» **Directive**
Your task is to output the listing word for word, with pictures excluded.

------------------------

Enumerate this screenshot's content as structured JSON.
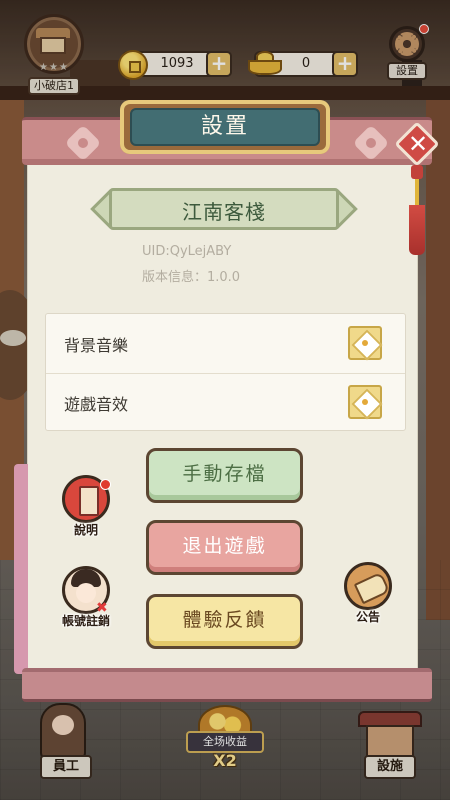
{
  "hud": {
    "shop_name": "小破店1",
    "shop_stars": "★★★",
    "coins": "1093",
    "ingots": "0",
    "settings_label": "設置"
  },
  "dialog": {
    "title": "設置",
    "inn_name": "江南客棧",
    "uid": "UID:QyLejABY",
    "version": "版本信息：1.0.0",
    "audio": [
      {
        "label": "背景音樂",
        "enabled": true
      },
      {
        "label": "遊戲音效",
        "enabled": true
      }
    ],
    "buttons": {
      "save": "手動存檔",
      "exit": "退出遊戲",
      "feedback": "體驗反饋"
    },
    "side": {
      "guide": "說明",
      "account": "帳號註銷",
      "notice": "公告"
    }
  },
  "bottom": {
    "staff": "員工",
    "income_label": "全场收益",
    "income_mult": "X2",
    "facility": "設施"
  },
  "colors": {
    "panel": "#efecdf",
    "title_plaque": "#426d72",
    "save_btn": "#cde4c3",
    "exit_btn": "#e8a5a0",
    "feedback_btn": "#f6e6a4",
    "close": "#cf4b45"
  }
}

------------------------

» **Task answer**
Enumerate this screenshot's content as structured JSON.
{
  "hud": {
    "shop_name": "小破店1",
    "shop_stars": "★★★",
    "coins": "1093",
    "ingots": "0",
    "settings_label": "設置"
  },
  "dialog": {
    "title": "設置",
    "inn_name": "江南客棧",
    "uid": "UID:QyLejABY",
    "version": "版本信息：1.0.0",
    "audio": [
      {
        "label": "背景音樂",
        "enabled": true
      },
      {
        "label": "遊戲音效",
        "enabled": true
      }
    ],
    "buttons": {
      "save": "手動存檔",
      "exit": "退出遊戲",
      "feedback": "體驗反饋"
    },
    "side": {
      "guide": "說明",
      "account": "帳號註銷",
      "notice": "公告"
    }
  },
  "bottom": {
    "staff": "員工",
    "income_label": "全场收益",
    "income_mult": "X2",
    "facility": "設施"
  },
  "colors": {
    "panel": "#efecdf",
    "title_plaque": "#426d72",
    "save_btn": "#cde4c3",
    "exit_btn": "#e8a5a0",
    "feedback_btn": "#f6e6a4",
    "close": "#cf4b45"
  }
}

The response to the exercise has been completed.